*Directions for this task:*
Quote every line below exactly as it reads.

------------------------------

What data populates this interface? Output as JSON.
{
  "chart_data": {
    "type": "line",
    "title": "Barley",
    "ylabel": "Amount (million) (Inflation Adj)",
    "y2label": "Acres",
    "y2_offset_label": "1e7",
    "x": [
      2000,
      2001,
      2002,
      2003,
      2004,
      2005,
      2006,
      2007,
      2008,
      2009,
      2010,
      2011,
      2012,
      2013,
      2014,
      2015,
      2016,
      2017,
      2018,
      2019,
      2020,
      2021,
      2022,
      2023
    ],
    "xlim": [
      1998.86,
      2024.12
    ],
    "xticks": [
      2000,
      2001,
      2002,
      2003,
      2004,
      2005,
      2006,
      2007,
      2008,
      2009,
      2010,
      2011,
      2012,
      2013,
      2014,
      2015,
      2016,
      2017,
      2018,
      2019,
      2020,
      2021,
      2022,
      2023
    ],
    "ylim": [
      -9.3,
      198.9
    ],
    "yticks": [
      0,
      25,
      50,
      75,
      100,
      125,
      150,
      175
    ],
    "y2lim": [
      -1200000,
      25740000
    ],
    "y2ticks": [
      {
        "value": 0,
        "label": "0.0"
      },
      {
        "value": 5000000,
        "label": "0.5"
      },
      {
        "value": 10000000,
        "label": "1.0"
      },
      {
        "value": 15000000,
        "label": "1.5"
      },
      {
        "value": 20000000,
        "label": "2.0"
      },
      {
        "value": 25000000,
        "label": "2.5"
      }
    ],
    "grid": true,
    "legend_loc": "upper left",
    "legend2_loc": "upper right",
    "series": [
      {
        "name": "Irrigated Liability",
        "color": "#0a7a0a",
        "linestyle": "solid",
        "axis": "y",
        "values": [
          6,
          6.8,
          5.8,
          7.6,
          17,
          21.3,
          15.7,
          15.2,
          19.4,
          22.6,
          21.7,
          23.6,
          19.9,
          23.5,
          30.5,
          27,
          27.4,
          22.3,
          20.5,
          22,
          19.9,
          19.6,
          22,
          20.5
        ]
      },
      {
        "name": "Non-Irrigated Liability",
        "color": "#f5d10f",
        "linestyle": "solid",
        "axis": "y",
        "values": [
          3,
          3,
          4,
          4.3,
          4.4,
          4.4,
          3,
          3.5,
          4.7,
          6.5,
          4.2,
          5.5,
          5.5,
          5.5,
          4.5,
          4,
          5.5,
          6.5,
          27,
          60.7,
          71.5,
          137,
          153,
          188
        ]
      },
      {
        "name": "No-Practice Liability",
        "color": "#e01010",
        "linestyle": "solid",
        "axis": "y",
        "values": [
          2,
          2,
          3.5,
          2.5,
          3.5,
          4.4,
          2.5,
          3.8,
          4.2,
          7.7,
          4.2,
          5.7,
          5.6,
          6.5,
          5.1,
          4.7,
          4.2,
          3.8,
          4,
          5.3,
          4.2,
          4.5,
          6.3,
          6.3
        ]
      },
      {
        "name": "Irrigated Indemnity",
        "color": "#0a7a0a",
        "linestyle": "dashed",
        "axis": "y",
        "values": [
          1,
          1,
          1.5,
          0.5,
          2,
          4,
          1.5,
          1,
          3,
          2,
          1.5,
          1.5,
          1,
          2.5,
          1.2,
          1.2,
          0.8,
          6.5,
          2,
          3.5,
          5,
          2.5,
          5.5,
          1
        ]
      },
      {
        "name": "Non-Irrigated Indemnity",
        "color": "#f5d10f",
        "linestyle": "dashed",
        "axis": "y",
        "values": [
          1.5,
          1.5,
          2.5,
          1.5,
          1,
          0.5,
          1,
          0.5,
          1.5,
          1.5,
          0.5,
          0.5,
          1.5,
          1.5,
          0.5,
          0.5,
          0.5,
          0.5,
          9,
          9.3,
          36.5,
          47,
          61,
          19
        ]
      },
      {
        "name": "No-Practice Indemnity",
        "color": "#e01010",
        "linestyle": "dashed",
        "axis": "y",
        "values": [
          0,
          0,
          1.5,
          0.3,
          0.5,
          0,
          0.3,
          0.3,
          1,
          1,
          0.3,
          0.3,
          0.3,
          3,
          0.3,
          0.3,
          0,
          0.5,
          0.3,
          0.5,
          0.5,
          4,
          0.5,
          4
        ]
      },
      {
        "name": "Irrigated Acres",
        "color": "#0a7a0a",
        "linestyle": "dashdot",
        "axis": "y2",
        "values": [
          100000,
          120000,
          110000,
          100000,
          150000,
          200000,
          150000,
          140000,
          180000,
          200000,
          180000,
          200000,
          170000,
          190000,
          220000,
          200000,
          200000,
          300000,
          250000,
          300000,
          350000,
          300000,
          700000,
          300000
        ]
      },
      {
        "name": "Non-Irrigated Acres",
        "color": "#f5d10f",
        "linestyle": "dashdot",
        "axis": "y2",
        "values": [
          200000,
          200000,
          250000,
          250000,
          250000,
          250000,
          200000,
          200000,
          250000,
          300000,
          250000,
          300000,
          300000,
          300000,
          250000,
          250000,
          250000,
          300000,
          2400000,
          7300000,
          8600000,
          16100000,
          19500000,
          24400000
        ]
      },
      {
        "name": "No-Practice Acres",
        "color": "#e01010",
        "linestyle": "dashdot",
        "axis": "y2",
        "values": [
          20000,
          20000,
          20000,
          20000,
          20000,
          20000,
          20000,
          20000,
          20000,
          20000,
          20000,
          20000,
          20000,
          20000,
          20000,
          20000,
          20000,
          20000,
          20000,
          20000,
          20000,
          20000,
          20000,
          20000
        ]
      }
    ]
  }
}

------------------------------

*Final answer:*
What data populates this interface? Output as JSON.
{
  "chart_data": {
    "type": "line",
    "title": "Barley",
    "ylabel": "Amount (million) (Inflation Adj)",
    "y2label": "Acres",
    "y2_offset_label": "1e7",
    "x": [
      2000,
      2001,
      2002,
      2003,
      2004,
      2005,
      2006,
      2007,
      2008,
      2009,
      2010,
      2011,
      2012,
      2013,
      2014,
      2015,
      2016,
      2017,
      2018,
      2019,
      2020,
      2021,
      2022,
      2023
    ],
    "xlim": [
      1998.86,
      2024.12
    ],
    "xticks": [
      2000,
      2001,
      2002,
      2003,
      2004,
      2005,
      2006,
      2007,
      2008,
      2009,
      2010,
      2011,
      2012,
      2013,
      2014,
      2015,
      2016,
      2017,
      2018,
      2019,
      2020,
      2021,
      2022,
      2023
    ],
    "ylim": [
      -9.3,
      198.9
    ],
    "yticks": [
      0,
      25,
      50,
      75,
      100,
      125,
      150,
      175
    ],
    "y2lim": [
      -1200000,
      25740000
    ],
    "y2ticks": [
      {
        "value": 0,
        "label": "0.0"
      },
      {
        "value": 5000000,
        "label": "0.5"
      },
      {
        "value": 10000000,
        "label": "1.0"
      },
      {
        "value": 15000000,
        "label": "1.5"
      },
      {
        "value": 20000000,
        "label": "2.0"
      },
      {
        "value": 25000000,
        "label": "2.5"
      }
    ],
    "grid": true,
    "legend_loc": "upper left",
    "legend2_loc": "upper right",
    "series": [
      {
        "name": "Irrigated Liability",
        "color": "#0a7a0a",
        "linestyle": "solid",
        "axis": "y",
        "values": [
          6,
          6.8,
          5.8,
          7.6,
          17,
          21.3,
          15.7,
          15.2,
          19.4,
          22.6,
          21.7,
          23.6,
          19.9,
          23.5,
          30.5,
          27,
          27.4,
          22.3,
          20.5,
          22,
          19.9,
          19.6,
          22,
          20.5
        ]
      },
      {
        "name": "Non-Irrigated Liability",
        "color": "#f5d10f",
        "linestyle": "solid",
        "axis": "y",
        "values": [
          3,
          3,
          4,
          4.3,
          4.4,
          4.4,
          3,
          3.5,
          4.7,
          6.5,
          4.2,
          5.5,
          5.5,
          5.5,
          4.5,
          4,
          5.5,
          6.5,
          27,
          60.7,
          71.5,
          137,
          153,
          188
        ]
      },
      {
        "name": "No-Practice Liability",
        "color": "#e01010",
        "linestyle": "solid",
        "axis": "y",
        "values": [
          2,
          2,
          3.5,
          2.5,
          3.5,
          4.4,
          2.5,
          3.8,
          4.2,
          7.7,
          4.2,
          5.7,
          5.6,
          6.5,
          5.1,
          4.7,
          4.2,
          3.8,
          4,
          5.3,
          4.2,
          4.5,
          6.3,
          6.3
        ]
      },
      {
        "name": "Irrigated Indemnity",
        "color": "#0a7a0a",
        "linestyle": "dashed",
        "axis": "y",
        "values": [
          1,
          1,
          1.5,
          0.5,
          2,
          4,
          1.5,
          1,
          3,
          2,
          1.5,
          1.5,
          1,
          2.5,
          1.2,
          1.2,
          0.8,
          6.5,
          2,
          3.5,
          5,
          2.5,
          5.5,
          1
        ]
      },
      {
        "name": "Non-Irrigated Indemnity",
        "color": "#f5d10f",
        "linestyle": "dashed",
        "axis": "y",
        "values": [
          1.5,
          1.5,
          2.5,
          1.5,
          1,
          0.5,
          1,
          0.5,
          1.5,
          1.5,
          0.5,
          0.5,
          1.5,
          1.5,
          0.5,
          0.5,
          0.5,
          0.5,
          9,
          9.3,
          36.5,
          47,
          61,
          19
        ]
      },
      {
        "name": "No-Practice Indemnity",
        "color": "#e01010",
        "linestyle": "dashed",
        "axis": "y",
        "values": [
          0,
          0,
          1.5,
          0.3,
          0.5,
          0,
          0.3,
          0.3,
          1,
          1,
          0.3,
          0.3,
          0.3,
          3,
          0.3,
          0.3,
          0,
          0.5,
          0.3,
          0.5,
          0.5,
          4,
          0.5,
          4
        ]
      },
      {
        "name": "Irrigated Acres",
        "color": "#0a7a0a",
        "linestyle": "dashdot",
        "axis": "y2",
        "values": [
          100000,
          120000,
          110000,
          100000,
          150000,
          200000,
          150000,
          140000,
          180000,
          200000,
          180000,
          200000,
          170000,
          190000,
          220000,
          200000,
          200000,
          300000,
          250000,
          300000,
          350000,
          300000,
          700000,
          300000
        ]
      },
      {
        "name": "Non-Irrigated Acres",
        "color": "#f5d10f",
        "linestyle": "dashdot",
        "axis": "y2",
        "values": [
          200000,
          200000,
          250000,
          250000,
          250000,
          250000,
          200000,
          200000,
          250000,
          300000,
          250000,
          300000,
          300000,
          300000,
          250000,
          250000,
          250000,
          300000,
          2400000,
          7300000,
          8600000,
          16100000,
          19500000,
          24400000
        ]
      },
      {
        "name": "No-Practice Acres",
        "color": "#e01010",
        "linestyle": "dashdot",
        "axis": "y2",
        "values": [
          20000,
          20000,
          20000,
          20000,
          20000,
          20000,
          20000,
          20000,
          20000,
          20000,
          20000,
          20000,
          20000,
          20000,
          20000,
          20000,
          20000,
          20000,
          20000,
          20000,
          20000,
          20000,
          20000,
          20000
        ]
      }
    ]
  }
}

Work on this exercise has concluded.